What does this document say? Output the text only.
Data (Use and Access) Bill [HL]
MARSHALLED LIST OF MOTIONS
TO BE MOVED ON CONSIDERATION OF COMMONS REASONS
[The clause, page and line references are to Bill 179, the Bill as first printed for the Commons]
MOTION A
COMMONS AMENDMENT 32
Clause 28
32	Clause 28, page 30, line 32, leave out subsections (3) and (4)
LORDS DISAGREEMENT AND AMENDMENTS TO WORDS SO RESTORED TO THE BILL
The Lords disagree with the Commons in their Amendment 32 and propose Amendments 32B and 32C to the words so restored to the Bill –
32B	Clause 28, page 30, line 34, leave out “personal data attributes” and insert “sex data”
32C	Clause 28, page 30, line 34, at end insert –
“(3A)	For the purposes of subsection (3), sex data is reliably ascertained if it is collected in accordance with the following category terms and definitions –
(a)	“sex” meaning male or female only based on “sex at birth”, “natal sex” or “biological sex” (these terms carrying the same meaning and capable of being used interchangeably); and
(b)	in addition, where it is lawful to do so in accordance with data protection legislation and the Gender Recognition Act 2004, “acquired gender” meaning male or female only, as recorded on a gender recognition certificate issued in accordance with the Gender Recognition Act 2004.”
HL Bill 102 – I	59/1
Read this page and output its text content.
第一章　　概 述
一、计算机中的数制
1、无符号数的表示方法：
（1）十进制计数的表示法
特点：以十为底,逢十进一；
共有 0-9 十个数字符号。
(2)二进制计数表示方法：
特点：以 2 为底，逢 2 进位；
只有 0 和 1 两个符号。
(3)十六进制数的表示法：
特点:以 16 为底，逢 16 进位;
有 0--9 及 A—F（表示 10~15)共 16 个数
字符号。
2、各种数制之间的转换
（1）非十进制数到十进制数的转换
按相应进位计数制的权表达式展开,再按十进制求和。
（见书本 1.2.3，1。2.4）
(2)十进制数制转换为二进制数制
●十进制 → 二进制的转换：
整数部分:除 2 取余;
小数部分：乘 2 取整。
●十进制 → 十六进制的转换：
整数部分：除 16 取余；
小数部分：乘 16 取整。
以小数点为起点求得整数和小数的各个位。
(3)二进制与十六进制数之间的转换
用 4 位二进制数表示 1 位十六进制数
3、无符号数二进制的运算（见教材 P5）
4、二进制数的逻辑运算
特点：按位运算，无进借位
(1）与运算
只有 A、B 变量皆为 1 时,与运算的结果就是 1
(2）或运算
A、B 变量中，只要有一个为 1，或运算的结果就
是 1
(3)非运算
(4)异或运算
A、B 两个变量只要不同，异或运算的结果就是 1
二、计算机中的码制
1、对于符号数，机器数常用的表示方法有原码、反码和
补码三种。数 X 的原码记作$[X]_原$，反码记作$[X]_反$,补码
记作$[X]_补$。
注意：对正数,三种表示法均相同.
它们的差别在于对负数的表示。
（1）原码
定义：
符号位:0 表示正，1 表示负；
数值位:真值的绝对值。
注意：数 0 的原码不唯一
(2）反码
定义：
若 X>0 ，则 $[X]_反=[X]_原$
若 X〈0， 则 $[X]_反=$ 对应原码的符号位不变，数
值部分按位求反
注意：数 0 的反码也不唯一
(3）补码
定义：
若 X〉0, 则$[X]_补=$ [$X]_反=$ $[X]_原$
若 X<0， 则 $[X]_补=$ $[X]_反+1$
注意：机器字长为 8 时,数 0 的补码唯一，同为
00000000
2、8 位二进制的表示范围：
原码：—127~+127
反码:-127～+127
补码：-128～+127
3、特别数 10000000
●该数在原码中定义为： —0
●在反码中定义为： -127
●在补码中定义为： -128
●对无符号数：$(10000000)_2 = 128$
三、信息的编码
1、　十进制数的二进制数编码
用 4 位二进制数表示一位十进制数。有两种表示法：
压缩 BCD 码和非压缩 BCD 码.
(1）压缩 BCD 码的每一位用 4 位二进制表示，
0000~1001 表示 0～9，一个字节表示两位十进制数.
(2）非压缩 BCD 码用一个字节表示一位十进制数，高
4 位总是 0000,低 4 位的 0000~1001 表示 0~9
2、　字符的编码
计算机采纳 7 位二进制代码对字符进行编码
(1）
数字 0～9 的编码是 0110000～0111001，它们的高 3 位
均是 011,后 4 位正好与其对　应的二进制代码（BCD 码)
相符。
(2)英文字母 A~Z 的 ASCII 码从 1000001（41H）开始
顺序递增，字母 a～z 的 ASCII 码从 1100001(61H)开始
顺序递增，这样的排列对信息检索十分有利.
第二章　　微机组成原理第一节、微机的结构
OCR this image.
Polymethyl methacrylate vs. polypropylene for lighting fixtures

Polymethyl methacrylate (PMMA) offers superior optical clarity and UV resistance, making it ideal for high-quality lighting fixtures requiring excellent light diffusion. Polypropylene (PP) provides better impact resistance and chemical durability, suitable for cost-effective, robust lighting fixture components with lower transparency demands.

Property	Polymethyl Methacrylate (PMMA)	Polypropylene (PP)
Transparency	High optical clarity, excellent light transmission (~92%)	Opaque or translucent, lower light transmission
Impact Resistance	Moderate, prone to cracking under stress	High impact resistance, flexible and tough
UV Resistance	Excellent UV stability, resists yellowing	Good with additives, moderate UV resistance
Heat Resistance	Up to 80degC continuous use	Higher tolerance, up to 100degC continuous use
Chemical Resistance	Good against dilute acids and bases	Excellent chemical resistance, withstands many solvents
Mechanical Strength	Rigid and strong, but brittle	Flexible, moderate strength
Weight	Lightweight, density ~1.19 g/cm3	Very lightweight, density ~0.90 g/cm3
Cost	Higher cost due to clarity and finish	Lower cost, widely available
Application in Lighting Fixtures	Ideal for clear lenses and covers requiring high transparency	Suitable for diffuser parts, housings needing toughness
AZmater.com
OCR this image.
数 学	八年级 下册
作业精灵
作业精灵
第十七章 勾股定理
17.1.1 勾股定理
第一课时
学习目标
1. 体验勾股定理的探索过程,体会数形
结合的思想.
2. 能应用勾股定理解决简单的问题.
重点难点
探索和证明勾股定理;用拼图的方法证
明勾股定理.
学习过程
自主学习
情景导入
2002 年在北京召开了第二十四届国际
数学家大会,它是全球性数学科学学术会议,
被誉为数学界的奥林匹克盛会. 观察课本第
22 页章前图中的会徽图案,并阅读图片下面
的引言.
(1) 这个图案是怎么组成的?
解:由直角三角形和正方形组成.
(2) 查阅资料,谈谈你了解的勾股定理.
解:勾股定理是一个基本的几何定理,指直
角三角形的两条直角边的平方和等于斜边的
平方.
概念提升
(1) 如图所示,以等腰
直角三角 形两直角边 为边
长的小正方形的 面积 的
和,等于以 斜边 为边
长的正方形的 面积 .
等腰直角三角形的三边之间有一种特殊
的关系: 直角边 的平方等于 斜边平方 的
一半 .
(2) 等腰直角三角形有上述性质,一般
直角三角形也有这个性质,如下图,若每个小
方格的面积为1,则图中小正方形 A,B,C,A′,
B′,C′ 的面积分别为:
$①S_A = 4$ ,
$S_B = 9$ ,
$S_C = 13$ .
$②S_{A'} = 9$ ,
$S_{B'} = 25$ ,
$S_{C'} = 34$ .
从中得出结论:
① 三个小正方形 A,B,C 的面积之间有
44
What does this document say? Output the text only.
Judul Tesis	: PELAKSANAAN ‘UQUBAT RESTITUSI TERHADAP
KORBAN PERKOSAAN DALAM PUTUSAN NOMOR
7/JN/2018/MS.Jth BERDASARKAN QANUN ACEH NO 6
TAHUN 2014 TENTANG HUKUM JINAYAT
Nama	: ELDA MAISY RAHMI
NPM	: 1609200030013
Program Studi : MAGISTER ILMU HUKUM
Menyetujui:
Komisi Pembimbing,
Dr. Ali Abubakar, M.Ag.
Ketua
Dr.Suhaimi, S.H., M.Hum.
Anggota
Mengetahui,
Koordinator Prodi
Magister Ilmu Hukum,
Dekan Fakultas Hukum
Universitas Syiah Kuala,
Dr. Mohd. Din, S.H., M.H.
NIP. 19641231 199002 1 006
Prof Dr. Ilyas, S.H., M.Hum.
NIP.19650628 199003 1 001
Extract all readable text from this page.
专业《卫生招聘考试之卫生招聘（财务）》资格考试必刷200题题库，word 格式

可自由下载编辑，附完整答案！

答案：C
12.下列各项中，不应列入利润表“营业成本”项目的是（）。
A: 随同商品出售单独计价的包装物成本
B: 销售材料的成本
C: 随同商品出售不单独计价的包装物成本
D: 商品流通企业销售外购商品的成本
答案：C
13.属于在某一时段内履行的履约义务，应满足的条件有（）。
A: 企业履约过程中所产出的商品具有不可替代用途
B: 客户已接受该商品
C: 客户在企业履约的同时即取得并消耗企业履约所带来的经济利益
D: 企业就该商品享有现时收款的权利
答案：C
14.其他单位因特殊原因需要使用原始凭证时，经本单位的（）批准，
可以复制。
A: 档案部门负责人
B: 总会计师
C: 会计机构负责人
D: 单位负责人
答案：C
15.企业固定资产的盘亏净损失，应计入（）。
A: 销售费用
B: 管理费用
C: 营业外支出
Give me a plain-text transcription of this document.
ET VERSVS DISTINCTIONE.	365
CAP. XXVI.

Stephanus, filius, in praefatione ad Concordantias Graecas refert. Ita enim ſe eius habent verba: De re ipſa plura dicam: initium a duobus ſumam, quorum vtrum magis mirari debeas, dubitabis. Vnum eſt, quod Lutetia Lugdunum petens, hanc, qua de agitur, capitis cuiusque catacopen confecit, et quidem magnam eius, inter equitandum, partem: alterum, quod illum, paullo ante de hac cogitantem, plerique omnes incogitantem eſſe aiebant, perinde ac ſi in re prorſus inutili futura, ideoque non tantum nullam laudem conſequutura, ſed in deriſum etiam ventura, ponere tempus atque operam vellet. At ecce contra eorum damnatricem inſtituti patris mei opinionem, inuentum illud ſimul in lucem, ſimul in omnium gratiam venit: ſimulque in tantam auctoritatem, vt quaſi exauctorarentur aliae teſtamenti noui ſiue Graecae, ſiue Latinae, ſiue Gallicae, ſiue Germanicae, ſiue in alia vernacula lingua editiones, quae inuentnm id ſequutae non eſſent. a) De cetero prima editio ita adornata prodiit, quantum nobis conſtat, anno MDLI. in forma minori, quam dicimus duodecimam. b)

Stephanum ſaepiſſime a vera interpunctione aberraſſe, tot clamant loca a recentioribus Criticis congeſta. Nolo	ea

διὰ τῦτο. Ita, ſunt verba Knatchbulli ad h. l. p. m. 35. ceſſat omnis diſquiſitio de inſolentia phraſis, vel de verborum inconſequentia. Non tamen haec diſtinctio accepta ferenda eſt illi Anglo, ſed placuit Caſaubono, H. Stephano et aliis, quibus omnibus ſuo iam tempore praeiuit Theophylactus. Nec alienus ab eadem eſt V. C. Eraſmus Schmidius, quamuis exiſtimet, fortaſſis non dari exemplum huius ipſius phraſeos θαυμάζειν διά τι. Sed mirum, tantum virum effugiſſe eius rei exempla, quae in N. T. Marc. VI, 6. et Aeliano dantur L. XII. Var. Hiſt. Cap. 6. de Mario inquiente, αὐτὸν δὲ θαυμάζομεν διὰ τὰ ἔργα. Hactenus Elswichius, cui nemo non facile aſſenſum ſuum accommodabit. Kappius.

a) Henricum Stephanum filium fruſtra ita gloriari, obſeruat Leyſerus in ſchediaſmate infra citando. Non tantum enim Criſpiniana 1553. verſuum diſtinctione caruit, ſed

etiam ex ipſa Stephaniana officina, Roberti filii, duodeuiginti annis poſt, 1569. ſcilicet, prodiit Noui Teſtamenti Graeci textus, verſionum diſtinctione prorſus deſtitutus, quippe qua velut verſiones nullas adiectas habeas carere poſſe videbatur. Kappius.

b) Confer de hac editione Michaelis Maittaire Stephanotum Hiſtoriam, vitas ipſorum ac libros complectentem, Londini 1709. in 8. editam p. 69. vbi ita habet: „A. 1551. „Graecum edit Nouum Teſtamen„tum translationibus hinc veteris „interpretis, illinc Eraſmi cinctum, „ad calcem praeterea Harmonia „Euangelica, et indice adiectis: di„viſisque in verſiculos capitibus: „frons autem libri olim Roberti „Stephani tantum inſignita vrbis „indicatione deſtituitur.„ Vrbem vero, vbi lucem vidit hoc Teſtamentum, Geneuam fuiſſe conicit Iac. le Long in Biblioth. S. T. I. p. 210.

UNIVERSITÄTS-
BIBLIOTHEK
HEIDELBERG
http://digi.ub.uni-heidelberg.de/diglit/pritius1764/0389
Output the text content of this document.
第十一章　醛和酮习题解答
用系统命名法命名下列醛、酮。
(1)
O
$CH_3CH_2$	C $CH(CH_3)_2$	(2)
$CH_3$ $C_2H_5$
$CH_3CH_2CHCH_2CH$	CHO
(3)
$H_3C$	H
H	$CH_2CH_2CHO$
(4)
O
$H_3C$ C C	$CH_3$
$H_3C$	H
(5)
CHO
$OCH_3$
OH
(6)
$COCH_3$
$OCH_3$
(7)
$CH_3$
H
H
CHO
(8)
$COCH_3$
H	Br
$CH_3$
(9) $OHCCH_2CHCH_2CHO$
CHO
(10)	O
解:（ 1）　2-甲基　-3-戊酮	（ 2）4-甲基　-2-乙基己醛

● ● ● ●

(Brief): Copy each line above that contains the string "ipſa".

(Expected output):
Stephanus, filius, in praefatione ad Concordantias Graecas refert. Ita enim ſe eius habent verba: De re ipſa plura dicam: initium a duobus ſumam, quorum vtrum magis mirari debeas, dubitabis. Vnum eſt, quod Lutetia Lugdunum petens, hanc, qua de agitur, capitis cuiusque catacopen confecit, et quidem magnam eius, inter equitandum, partem: alterum, quod illum, paullo ante de hac cogitantem, plerique omnes incogitantem eſſe aiebant, perinde ac ſi in re prorſus inutili futura, ideoque non tantum nullam laudem conſequutura, ſed in deriſum etiam ventura, ponere tempus atque operam vellet. At ecce contra eorum damnatricem inſtituti patris mei opinionem, inuentum illud ſimul in lucem, ſimul in omnium gratiam venit: ſimulque in tantam auctoritatem, vt quaſi exauctorarentur aliae teſtamenti noui ſiue Graecae, ſiue Latinae, ſiue Gallicae, ſiue Germanicae, ſiue in alia vernacula lingua editiones, quae inuentnm id ſequutae non eſſent. a) De cetero prima editio ita adornata prodiit, quantum nobis conſtat, anno MDLI. in forma minori, quam dicimus duodecimam. b)
etiam ex ipſa Stephaniana officina, Roberti filii, duodeuiginti annis poſt, 1569. ſcilicet, prodiit Noui Teſtamenti Graeci textus, verſionum diſtinctione prorſus deſtitutus, quippe qua velut verſiones nullas adiectas habeas carere poſſe videbatur. Kappius.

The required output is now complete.